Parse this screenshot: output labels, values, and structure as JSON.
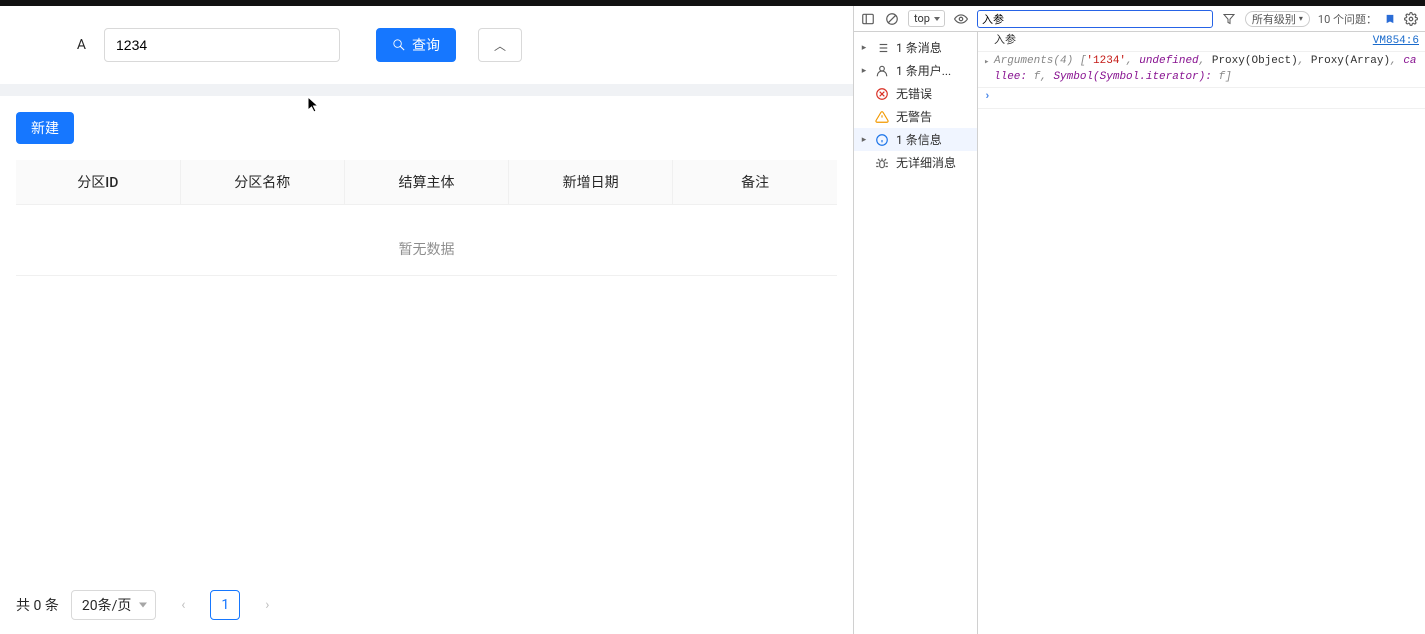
{
  "search": {
    "label": "A",
    "value": "1234",
    "query_button": "查询"
  },
  "toolbar": {
    "new_button": "新建"
  },
  "table": {
    "columns": [
      "分区ID",
      "分区名称",
      "结算主体",
      "新增日期",
      "备注"
    ],
    "empty_text": "暂无数据"
  },
  "pagination": {
    "total_text": "共 0 条",
    "page_size_label": "20条/页",
    "current_page": "1"
  },
  "devtools": {
    "top": {
      "context": "top",
      "filter_value": "入参",
      "level_label": "所有级别",
      "issues_count": "10",
      "issues_text": "个问题："
    },
    "sidebar": {
      "messages": "1 条消息",
      "user_messages": "1 条用户...",
      "no_errors": "无错误",
      "no_warnings": "无警告",
      "info": "1 条信息",
      "no_verbose": "无详细消息"
    },
    "log": {
      "title": "入参",
      "source_link": "VM854:6",
      "args_prefix": "Arguments(4) [",
      "arg0": "'1234'",
      "arg1": "undefined",
      "arg2": "Proxy(Object)",
      "arg3": "Proxy(Array)",
      "callee_key": "callee:",
      "callee_val": "f",
      "symbol_key": "Symbol(Symbol.iterator):",
      "symbol_val": "f",
      "close": "]"
    }
  }
}
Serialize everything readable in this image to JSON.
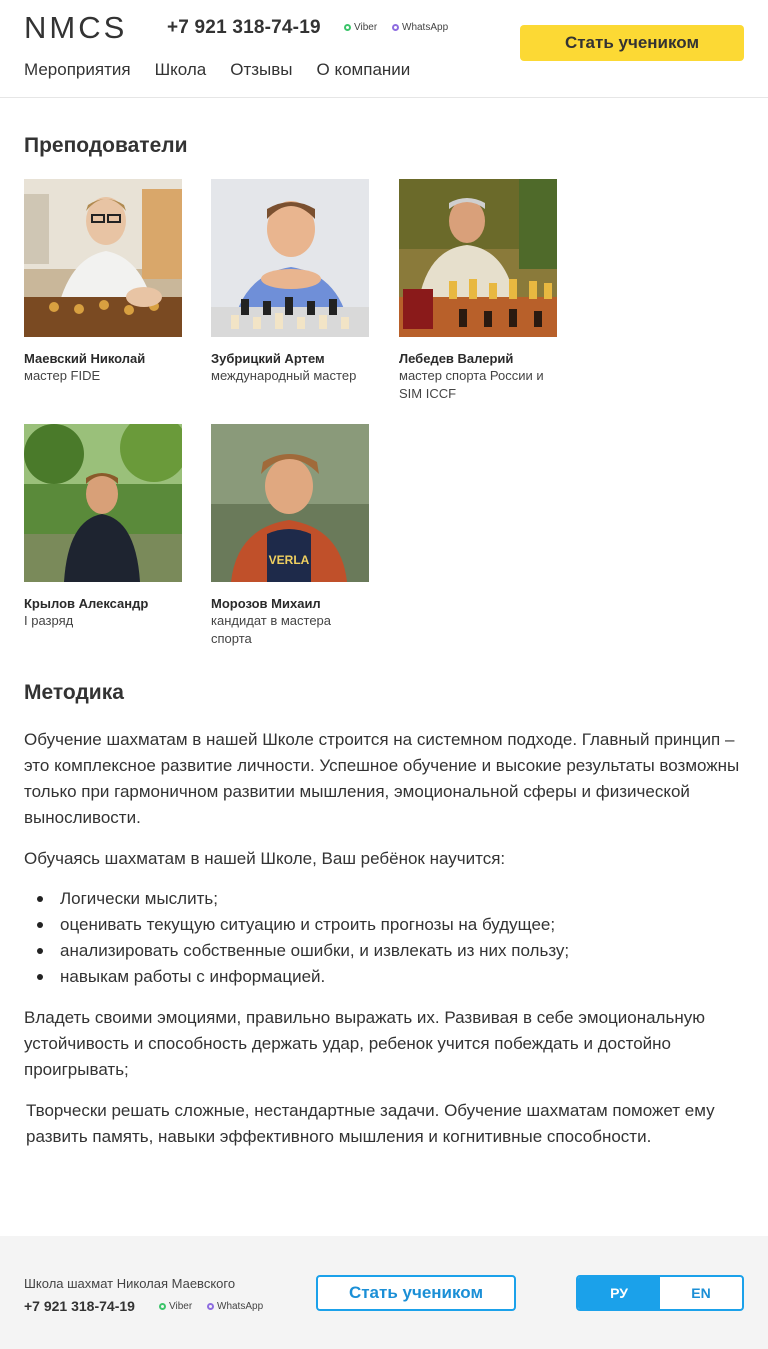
{
  "header": {
    "logo": "NMCS",
    "phone": "+7 921 318-74-19",
    "viber": "Viber",
    "whatsapp": "WhatsApp",
    "cta": "Стать учеником",
    "nav": [
      "Мероприятия",
      "Школа",
      "Отзывы",
      "О компании"
    ]
  },
  "teachers": {
    "title": "Преподователи",
    "items": [
      {
        "name": "Маевский Николай",
        "rank": "мастер FIDE"
      },
      {
        "name": "Зубрицкий Артем",
        "rank": "международный мастер"
      },
      {
        "name": "Лебедев Валерий",
        "rank": "мастер спорта России и SIM ICCF"
      },
      {
        "name": "Крылов Александр",
        "rank": "I разряд"
      },
      {
        "name": "Морозов Михаил",
        "rank": "кандидат в мастера спорта"
      }
    ]
  },
  "method": {
    "title": "Методика",
    "p1": "Обучение шахматам в нашей Школе строится на системном подходе. Главный принцип – это комплексное развитие личности. Успешное обучение и высокие результаты возможны только при гармоничном развитии мышления, эмоциональной сферы и физической выносливости.",
    "p2": "Обучаясь шахматам в нашей Школе, Ваш ребёнок научится:",
    "bullets": [
      "Логически мыслить;",
      "оценивать текущую ситуацию и строить прогнозы на будущее;",
      "анализировать собственные ошибки, и извлекать из них пользу;",
      "навыкам работы с информацией."
    ],
    "p3": "Владеть своими эмоциями, правильно выражать их. Развивая в себе эмоциональную устойчивость и способность держать удар, ребенок учится побеждать и достойно проигрывать;",
    "p4": "Творчески решать сложные, нестандартные задачи. Обучение шахматам поможет ему развить память,  навыки эффективного мышления и когнитивные способности."
  },
  "footer": {
    "school": "Школа шахмат Николая Маевского",
    "phone": "+7 921 318-74-19",
    "viber": "Viber",
    "whatsapp": "WhatsApp",
    "cta": "Стать учеником",
    "lang": [
      "РУ",
      "EN"
    ],
    "active_lang": "РУ"
  },
  "colors": {
    "accent_yellow": "#fcd934",
    "accent_blue": "#1ba1ea"
  }
}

Short problem: Print the records above exactly as they stand, but leave out the pictures.

Full answer:
Parse this screenshot: output labels, values, and structure as JSON.
{
  "search": {
    "label": "A",
    "value": "1234",
    "query_button": "查询"
  },
  "toolbar": {
    "new_button": "新建"
  },
  "table": {
    "columns": [
      "分区ID",
      "分区名称",
      "结算主体",
      "新增日期",
      "备注"
    ],
    "empty_text": "暂无数据"
  },
  "pagination": {
    "total_text": "共 0 条",
    "page_size_label": "20条/页",
    "current_page": "1"
  },
  "devtools": {
    "top": {
      "context": "top",
      "filter_value": "入参",
      "level_label": "所有级别",
      "issues_count": "10",
      "issues_text": "个问题："
    },
    "sidebar": {
      "messages": "1 条消息",
      "user_messages": "1 条用户...",
      "no_errors": "无错误",
      "no_warnings": "无警告",
      "info": "1 条信息",
      "no_verbose": "无详细消息"
    },
    "log": {
      "title": "入参",
      "source_link": "VM854:6",
      "args_prefix": "Arguments(4) [",
      "arg0": "'1234'",
      "arg1": "undefined",
      "arg2": "Proxy(Object)",
      "arg3": "Proxy(Array)",
      "callee_key": "callee:",
      "callee_val": "f",
      "symbol_key": "Symbol(Symbol.iterator):",
      "symbol_val": "f",
      "close": "]"
    }
  }
}
Serialize everything readable in this image to JSON.
{
  "header": {
    "logo": "NMCS",
    "phone": "+7 921 318-74-19",
    "viber": "Viber",
    "whatsapp": "WhatsApp",
    "cta": "Стать учеником",
    "nav": [
      "Мероприятия",
      "Школа",
      "Отзывы",
      "О компании"
    ]
  },
  "teachers": {
    "title": "Преподователи",
    "items": [
      {
        "name": "Маевский Николай",
        "rank": "мастер FIDE"
      },
      {
        "name": "Зубрицкий Артем",
        "rank": "международный мастер"
      },
      {
        "name": "Лебедев Валерий",
        "rank": "мастер спорта России и SIM ICCF"
      },
      {
        "name": "Крылов Александр",
        "rank": "I разряд"
      },
      {
        "name": "Морозов Михаил",
        "rank": "кандидат в мастера спорта"
      }
    ]
  },
  "method": {
    "title": "Методика",
    "p1": "Обучение шахматам в нашей Школе строится на системном подходе. Главный принцип – это комплексное развитие личности. Успешное обучение и высокие результаты возможны только при гармоничном развитии мышления, эмоциональной сферы и физической выносливости.",
    "p2": "Обучаясь шахматам в нашей Школе, Ваш ребёнок научится:",
    "bullets": [
      "Логически мыслить;",
      "оценивать текущую ситуацию и строить прогнозы на будущее;",
      "анализировать собственные ошибки, и извлекать из них пользу;",
      "навыкам работы с информацией."
    ],
    "p3": "Владеть своими эмоциями, правильно выражать их. Развивая в себе эмоциональную устойчивость и способность держать удар, ребенок учится побеждать и достойно проигрывать;",
    "p4": "Творчески решать сложные, нестандартные задачи. Обучение шахматам поможет ему развить память,  навыки эффективного мышления и когнитивные способности."
  },
  "footer": {
    "school": "Школа шахмат Николая Маевского",
    "phone": "+7 921 318-74-19",
    "viber": "Viber",
    "whatsapp": "WhatsApp",
    "cta": "Стать учеником",
    "lang": [
      "РУ",
      "EN"
    ],
    "active_lang": "РУ"
  },
  "colors": {
    "accent_yellow": "#fcd934",
    "accent_blue": "#1ba1ea"
  }
}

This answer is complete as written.